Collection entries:
---*---

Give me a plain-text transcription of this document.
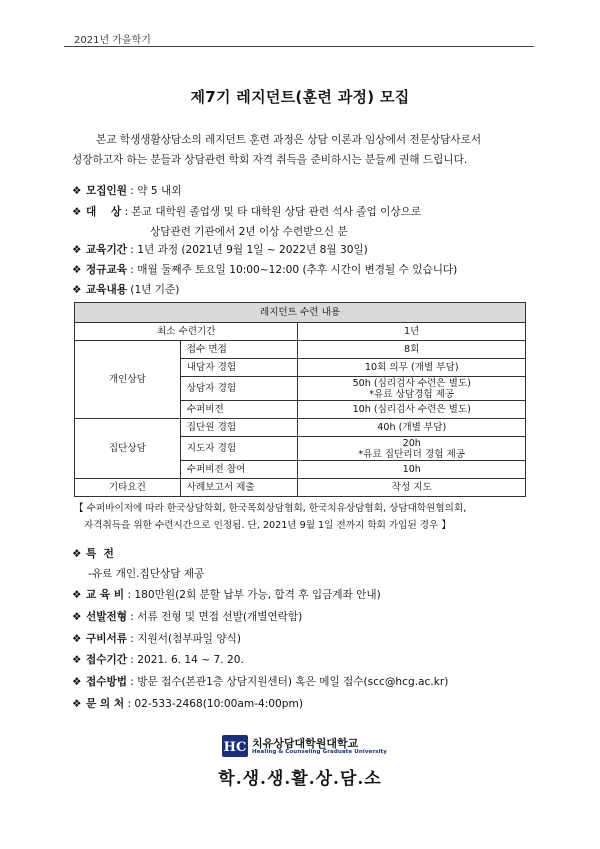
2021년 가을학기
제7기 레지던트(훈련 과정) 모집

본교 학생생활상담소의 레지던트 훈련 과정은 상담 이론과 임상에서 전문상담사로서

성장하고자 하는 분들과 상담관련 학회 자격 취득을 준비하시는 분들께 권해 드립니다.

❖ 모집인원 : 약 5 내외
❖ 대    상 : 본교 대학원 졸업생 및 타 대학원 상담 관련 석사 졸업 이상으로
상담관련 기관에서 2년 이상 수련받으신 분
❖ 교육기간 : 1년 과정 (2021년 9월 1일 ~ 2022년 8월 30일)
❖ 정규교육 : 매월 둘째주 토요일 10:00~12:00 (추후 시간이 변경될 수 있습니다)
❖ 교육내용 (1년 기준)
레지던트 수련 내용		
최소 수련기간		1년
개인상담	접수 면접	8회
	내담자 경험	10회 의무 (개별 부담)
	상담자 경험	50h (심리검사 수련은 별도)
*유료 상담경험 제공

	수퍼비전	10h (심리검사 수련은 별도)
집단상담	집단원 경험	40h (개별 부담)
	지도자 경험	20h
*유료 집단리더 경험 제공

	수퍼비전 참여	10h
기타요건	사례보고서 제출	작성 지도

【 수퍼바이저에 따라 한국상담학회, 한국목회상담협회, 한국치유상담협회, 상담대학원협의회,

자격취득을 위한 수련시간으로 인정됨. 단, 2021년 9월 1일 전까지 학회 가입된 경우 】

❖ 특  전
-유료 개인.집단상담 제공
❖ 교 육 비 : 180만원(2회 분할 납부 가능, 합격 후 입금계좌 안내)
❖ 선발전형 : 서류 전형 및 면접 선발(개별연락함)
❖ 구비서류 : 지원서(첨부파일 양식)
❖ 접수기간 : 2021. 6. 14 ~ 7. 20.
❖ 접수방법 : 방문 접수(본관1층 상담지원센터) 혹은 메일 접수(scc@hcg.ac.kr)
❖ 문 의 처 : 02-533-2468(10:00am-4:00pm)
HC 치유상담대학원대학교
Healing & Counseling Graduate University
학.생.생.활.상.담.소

---*---

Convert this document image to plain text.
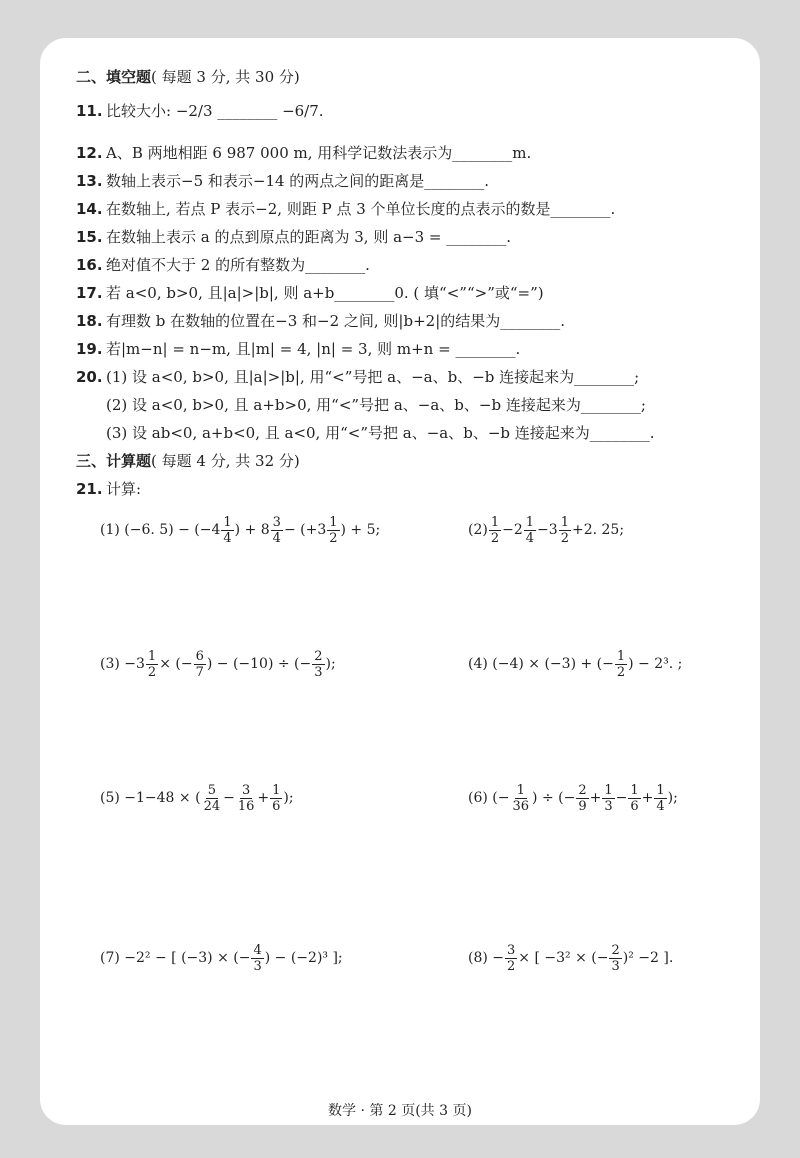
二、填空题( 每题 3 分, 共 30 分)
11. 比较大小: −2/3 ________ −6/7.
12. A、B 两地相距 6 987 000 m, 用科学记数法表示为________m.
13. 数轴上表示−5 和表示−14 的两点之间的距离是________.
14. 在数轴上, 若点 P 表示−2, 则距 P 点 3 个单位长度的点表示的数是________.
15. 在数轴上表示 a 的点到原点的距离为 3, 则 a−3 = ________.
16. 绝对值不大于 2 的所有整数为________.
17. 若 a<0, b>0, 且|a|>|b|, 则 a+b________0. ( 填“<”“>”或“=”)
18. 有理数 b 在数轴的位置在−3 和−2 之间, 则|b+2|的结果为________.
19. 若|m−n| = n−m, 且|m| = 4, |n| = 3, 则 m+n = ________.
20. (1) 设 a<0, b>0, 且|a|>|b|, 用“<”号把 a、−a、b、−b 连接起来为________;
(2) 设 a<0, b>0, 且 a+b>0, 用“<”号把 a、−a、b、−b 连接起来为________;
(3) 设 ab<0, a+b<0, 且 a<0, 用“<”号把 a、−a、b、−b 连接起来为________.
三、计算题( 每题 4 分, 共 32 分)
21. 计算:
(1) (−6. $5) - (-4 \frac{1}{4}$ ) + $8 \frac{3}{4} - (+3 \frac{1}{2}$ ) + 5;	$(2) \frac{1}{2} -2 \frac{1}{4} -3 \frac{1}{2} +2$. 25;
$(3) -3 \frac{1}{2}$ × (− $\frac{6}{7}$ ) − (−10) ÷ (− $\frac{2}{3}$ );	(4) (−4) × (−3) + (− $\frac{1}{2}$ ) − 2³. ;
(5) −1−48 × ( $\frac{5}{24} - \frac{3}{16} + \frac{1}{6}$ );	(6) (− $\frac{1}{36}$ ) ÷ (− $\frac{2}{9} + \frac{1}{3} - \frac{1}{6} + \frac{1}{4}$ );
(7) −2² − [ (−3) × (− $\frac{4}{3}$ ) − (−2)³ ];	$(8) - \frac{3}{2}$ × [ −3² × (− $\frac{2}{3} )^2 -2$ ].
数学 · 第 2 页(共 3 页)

---*---

Pull every line containing "레지던트" out of the data above.

제7기 레지던트(훈련 과정) 모집
본교 학생생활상담소의 레지던트 훈련 과정은 상담 이론과 임상에서 전문상담사로서
레지던트 수련 내용		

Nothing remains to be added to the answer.